## START Provided material
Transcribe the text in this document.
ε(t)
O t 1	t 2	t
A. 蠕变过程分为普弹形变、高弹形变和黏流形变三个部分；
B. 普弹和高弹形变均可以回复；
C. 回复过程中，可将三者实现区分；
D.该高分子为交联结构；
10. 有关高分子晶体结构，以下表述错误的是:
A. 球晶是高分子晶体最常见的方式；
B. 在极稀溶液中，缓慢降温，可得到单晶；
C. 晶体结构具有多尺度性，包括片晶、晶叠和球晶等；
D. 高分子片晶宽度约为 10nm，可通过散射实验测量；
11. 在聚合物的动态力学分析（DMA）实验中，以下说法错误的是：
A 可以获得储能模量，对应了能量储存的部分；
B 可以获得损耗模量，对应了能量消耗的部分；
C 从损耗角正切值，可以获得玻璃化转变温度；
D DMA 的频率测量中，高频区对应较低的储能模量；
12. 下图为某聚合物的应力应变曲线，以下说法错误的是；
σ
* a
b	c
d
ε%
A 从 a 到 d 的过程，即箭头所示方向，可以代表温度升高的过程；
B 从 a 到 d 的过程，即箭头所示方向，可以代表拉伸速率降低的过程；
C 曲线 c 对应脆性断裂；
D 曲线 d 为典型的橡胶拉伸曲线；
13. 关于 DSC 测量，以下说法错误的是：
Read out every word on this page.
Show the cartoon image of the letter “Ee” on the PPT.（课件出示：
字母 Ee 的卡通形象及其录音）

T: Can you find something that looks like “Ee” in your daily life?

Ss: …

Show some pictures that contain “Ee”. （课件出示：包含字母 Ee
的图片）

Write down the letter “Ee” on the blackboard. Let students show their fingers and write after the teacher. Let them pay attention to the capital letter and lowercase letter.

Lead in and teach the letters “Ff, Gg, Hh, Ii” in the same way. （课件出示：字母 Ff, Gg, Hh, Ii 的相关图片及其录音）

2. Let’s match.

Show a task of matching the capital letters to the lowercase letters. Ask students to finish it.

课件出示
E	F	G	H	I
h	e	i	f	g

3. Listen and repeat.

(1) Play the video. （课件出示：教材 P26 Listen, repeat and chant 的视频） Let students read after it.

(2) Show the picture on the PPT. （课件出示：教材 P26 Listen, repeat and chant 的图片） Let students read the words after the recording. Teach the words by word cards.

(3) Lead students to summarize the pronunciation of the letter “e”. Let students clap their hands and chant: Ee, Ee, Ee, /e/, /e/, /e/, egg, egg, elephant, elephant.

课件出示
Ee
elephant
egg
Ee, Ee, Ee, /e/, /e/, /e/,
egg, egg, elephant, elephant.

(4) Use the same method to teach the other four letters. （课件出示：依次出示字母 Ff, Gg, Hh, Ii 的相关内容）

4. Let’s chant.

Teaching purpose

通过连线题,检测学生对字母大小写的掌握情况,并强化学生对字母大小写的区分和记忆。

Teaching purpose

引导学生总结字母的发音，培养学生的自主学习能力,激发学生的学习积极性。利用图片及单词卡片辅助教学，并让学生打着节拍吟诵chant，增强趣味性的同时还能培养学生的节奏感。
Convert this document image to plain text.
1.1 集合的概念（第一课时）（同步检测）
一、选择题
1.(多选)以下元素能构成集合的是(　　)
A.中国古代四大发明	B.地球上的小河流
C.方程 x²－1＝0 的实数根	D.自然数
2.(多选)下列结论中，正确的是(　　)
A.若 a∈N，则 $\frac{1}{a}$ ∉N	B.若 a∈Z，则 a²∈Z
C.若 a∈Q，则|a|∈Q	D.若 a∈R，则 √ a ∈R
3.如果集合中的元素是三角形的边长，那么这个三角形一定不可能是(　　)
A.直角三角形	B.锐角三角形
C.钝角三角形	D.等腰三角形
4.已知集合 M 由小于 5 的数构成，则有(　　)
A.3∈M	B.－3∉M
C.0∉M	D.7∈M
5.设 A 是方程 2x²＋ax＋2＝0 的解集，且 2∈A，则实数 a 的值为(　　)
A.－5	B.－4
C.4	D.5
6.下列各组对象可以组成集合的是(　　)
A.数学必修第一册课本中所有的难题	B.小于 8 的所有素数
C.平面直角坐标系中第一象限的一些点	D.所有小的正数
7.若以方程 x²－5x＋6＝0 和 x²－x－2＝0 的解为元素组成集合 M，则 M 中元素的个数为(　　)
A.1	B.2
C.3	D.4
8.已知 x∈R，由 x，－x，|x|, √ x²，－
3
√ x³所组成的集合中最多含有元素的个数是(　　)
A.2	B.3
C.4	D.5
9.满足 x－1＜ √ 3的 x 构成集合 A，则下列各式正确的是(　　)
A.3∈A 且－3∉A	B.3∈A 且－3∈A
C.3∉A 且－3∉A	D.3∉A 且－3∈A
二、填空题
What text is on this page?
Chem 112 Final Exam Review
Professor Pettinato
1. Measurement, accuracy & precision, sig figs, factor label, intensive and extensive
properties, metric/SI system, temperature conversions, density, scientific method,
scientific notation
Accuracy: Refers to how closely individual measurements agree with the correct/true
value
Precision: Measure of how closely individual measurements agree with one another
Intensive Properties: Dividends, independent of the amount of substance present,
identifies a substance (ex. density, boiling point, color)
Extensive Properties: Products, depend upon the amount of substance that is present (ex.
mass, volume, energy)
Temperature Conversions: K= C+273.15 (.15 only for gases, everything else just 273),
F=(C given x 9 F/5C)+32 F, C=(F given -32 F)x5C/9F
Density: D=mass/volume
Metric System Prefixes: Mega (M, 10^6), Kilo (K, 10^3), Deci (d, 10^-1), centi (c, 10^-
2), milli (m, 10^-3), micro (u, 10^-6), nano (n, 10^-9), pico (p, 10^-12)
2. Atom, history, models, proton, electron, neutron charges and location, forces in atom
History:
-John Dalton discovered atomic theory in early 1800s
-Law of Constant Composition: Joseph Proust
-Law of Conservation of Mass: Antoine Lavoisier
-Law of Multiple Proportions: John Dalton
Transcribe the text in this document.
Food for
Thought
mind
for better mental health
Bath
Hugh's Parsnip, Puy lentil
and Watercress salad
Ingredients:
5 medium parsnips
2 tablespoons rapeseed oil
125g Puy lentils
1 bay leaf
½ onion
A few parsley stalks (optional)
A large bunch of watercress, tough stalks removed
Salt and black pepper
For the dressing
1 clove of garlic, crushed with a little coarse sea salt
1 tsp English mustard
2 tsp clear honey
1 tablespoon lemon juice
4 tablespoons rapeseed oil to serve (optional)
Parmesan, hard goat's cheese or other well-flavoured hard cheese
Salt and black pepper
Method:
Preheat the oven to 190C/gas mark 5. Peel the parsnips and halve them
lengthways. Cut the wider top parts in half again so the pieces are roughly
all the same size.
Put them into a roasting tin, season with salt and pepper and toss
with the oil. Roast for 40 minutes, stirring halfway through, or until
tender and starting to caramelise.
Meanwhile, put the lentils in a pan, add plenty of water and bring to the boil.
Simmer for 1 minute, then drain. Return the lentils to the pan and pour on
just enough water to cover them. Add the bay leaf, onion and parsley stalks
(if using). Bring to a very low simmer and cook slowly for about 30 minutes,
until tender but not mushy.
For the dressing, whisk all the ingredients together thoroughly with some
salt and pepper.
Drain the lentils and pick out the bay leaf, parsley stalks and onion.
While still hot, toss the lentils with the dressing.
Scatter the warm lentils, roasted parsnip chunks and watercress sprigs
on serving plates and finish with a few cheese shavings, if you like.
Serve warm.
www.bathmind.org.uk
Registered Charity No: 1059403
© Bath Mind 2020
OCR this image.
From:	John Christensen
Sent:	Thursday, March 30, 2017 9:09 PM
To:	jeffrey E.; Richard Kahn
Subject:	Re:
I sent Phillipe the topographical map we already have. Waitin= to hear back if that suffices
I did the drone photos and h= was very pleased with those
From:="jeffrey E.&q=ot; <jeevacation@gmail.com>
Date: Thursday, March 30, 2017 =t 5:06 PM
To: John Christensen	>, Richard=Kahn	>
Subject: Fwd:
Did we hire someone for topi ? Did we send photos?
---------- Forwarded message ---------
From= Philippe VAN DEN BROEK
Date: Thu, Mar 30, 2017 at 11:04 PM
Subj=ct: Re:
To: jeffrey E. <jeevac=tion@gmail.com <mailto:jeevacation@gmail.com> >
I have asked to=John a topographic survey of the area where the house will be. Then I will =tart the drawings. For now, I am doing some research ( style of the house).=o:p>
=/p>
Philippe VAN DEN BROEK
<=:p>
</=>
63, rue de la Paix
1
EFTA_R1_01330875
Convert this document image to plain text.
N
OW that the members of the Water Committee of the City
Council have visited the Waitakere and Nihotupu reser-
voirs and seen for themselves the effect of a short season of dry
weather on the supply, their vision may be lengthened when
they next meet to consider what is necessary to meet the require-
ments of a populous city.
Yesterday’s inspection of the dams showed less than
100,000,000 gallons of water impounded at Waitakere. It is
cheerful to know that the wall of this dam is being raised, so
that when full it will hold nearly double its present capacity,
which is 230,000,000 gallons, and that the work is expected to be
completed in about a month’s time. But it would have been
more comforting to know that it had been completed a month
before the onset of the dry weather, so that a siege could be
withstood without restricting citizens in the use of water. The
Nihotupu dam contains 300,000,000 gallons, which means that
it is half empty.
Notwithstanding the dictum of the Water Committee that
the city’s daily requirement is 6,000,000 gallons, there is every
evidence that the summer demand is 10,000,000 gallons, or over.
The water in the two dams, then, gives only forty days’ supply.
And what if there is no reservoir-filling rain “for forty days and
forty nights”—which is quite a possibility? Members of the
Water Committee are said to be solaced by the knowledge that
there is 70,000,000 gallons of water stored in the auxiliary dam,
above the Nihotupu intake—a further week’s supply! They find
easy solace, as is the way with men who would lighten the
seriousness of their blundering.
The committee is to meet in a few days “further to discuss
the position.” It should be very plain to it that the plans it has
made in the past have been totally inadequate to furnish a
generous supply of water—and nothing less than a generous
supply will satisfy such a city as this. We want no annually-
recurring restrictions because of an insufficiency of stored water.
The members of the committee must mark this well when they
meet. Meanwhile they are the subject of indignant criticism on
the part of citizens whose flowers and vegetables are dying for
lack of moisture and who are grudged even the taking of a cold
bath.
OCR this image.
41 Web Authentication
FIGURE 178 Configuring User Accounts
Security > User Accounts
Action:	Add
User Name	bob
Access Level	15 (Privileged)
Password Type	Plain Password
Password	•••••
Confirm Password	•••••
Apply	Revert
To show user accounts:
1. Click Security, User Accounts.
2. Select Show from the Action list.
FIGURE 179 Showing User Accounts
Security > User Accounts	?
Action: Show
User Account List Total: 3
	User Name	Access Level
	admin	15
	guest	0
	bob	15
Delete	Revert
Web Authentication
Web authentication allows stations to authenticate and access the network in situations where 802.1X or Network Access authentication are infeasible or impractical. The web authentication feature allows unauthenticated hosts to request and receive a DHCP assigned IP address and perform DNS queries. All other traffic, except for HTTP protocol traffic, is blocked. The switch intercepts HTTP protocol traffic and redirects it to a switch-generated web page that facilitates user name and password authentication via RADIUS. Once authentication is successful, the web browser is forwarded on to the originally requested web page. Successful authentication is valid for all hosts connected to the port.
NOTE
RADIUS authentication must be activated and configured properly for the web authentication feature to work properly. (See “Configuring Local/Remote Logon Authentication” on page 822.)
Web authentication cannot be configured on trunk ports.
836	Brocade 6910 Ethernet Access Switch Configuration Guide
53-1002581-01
## END Provided material
◆ Goal ◆
From the entries above, extract every line where the word "when" appears.

◆ Solved problem ◆
weather on the supply, their vision may be lengthened when
that when full it will hold nearly double its present capacity,
The members of the committee must mark this well when they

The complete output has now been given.